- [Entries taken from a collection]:
______

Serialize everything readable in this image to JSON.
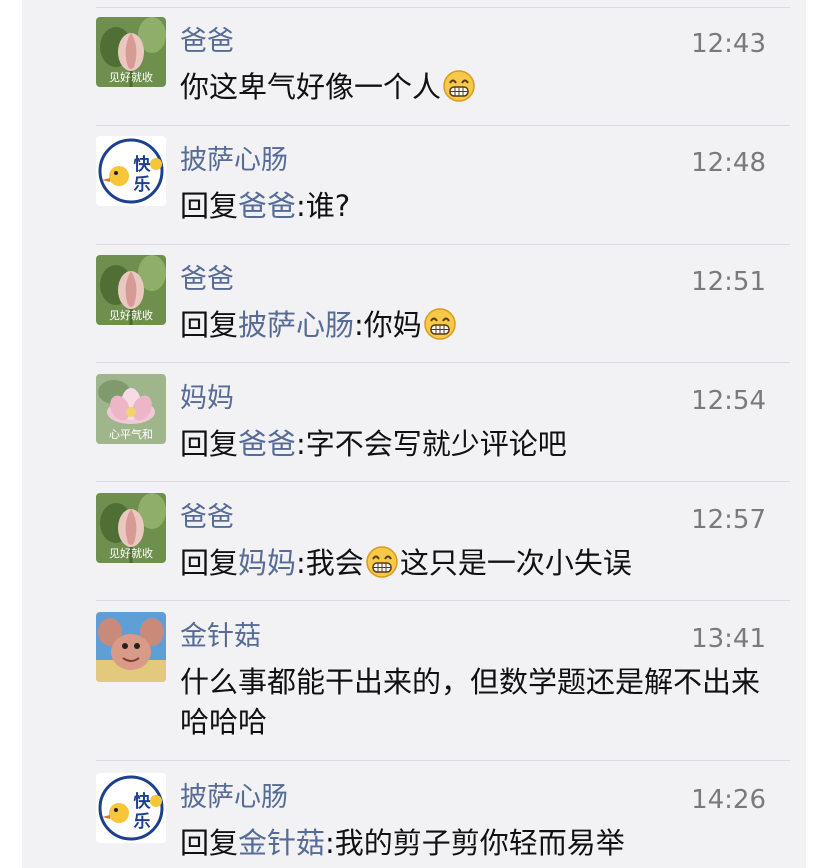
{
  "comments": [
    {
      "name": "爸爸",
      "time": "12:43",
      "avatar": "lotus-bud",
      "avatar_text": "见好就收",
      "parts": [
        {
          "t": "text",
          "v": "你这卑气好像一个人"
        },
        {
          "t": "emoji",
          "v": "grin-emoji"
        }
      ]
    },
    {
      "name": "披萨心肠",
      "time": "12:48",
      "avatar": "duck-cartoon",
      "avatar_text": "快乐ing",
      "parts": [
        {
          "t": "text",
          "v": "回复"
        },
        {
          "t": "mention",
          "v": "爸爸"
        },
        {
          "t": "text",
          "v": ":谁?"
        }
      ]
    },
    {
      "name": "爸爸",
      "time": "12:51",
      "avatar": "lotus-bud",
      "avatar_text": "见好就收",
      "parts": [
        {
          "t": "text",
          "v": "回复"
        },
        {
          "t": "mention",
          "v": "披萨心肠"
        },
        {
          "t": "text",
          "v": ":你妈"
        },
        {
          "t": "emoji",
          "v": "grin-emoji"
        }
      ]
    },
    {
      "name": "妈妈",
      "time": "12:54",
      "avatar": "lotus-flower",
      "avatar_text": "心平气和",
      "parts": [
        {
          "t": "text",
          "v": "回复"
        },
        {
          "t": "mention",
          "v": "爸爸"
        },
        {
          "t": "text",
          "v": ":字不会写就少评论吧"
        }
      ]
    },
    {
      "name": "爸爸",
      "time": "12:57",
      "avatar": "lotus-bud",
      "avatar_text": "见好就收",
      "parts": [
        {
          "t": "text",
          "v": "回复"
        },
        {
          "t": "mention",
          "v": "妈妈"
        },
        {
          "t": "text",
          "v": ":我会"
        },
        {
          "t": "emoji",
          "v": "grin-emoji"
        },
        {
          "t": "text",
          "v": "这只是一次小失误"
        }
      ]
    },
    {
      "name": "金针菇",
      "time": "13:41",
      "avatar": "cartoon-character",
      "parts": [
        {
          "t": "text",
          "v": "什么事都能干出来的，但数学题还是解不出来哈哈哈"
        }
      ]
    },
    {
      "name": "披萨心肠",
      "time": "14:26",
      "avatar": "duck-cartoon",
      "avatar_text": "快乐ing",
      "parts": [
        {
          "t": "text",
          "v": "回复"
        },
        {
          "t": "mention",
          "v": "金针菇"
        },
        {
          "t": "text",
          "v": ":我的剪子剪你轻而易举"
        }
      ]
    }
  ],
  "colors": {
    "name": "#566b96",
    "mention": "#566b96",
    "text": "#111111",
    "time": "#7a7a7a",
    "panel": "#f2f2f5"
  }
}
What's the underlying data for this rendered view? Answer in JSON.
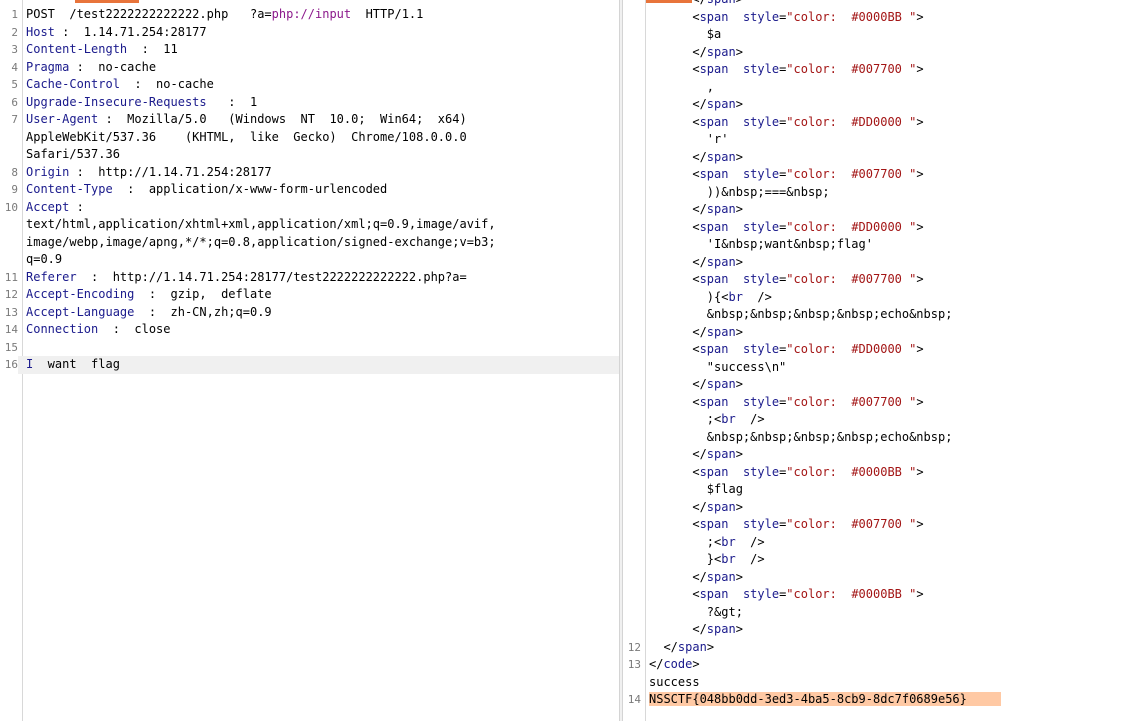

______

- [WHAT IS ASKED]:
An exact transcription of all the entries is required, without the pictures.

- [SOLUTION TO THIS TASK]:
Serialize everything readable in this image to JSON.
{
  "comments": [
    {
      "name": "爸爸",
      "time": "12:43",
      "avatar": "lotus-bud",
      "avatar_text": "见好就收",
      "parts": [
        {
          "t": "text",
          "v": "你这卑气好像一个人"
        },
        {
          "t": "emoji",
          "v": "grin-emoji"
        }
      ]
    },
    {
      "name": "披萨心肠",
      "time": "12:48",
      "avatar": "duck-cartoon",
      "avatar_text": "快乐ing",
      "parts": [
        {
          "t": "text",
          "v": "回复"
        },
        {
          "t": "mention",
          "v": "爸爸"
        },
        {
          "t": "text",
          "v": ":谁?"
        }
      ]
    },
    {
      "name": "爸爸",
      "time": "12:51",
      "avatar": "lotus-bud",
      "avatar_text": "见好就收",
      "parts": [
        {
          "t": "text",
          "v": "回复"
        },
        {
          "t": "mention",
          "v": "披萨心肠"
        },
        {
          "t": "text",
          "v": ":你妈"
        },
        {
          "t": "emoji",
          "v": "grin-emoji"
        }
      ]
    },
    {
      "name": "妈妈",
      "time": "12:54",
      "avatar": "lotus-flower",
      "avatar_text": "心平气和",
      "parts": [
        {
          "t": "text",
          "v": "回复"
        },
        {
          "t": "mention",
          "v": "爸爸"
        },
        {
          "t": "text",
          "v": ":字不会写就少评论吧"
        }
      ]
    },
    {
      "name": "爸爸",
      "time": "12:57",
      "avatar": "lotus-bud",
      "avatar_text": "见好就收",
      "parts": [
        {
          "t": "text",
          "v": "回复"
        },
        {
          "t": "mention",
          "v": "妈妈"
        },
        {
          "t": "text",
          "v": ":我会"
        },
        {
          "t": "emoji",
          "v": "grin-emoji"
        },
        {
          "t": "text",
          "v": "这只是一次小失误"
        }
      ]
    },
    {
      "name": "金针菇",
      "time": "13:41",
      "avatar": "cartoon-character",
      "parts": [
        {
          "t": "text",
          "v": "什么事都能干出来的，但数学题还是解不出来哈哈哈"
        }
      ]
    },
    {
      "name": "披萨心肠",
      "time": "14:26",
      "avatar": "duck-cartoon",
      "avatar_text": "快乐ing",
      "parts": [
        {
          "t": "text",
          "v": "回复"
        },
        {
          "t": "mention",
          "v": "金针菇"
        },
        {
          "t": "text",
          "v": ":我的剪子剪你轻而易举"
        }
      ]
    }
  ],
  "colors": {
    "name": "#566b96",
    "mention": "#566b96",
    "text": "#111111",
    "time": "#7a7a7a",
    "panel": "#f2f2f5"
  }
}
What's the underlying data for this rendered view? Answer in JSON.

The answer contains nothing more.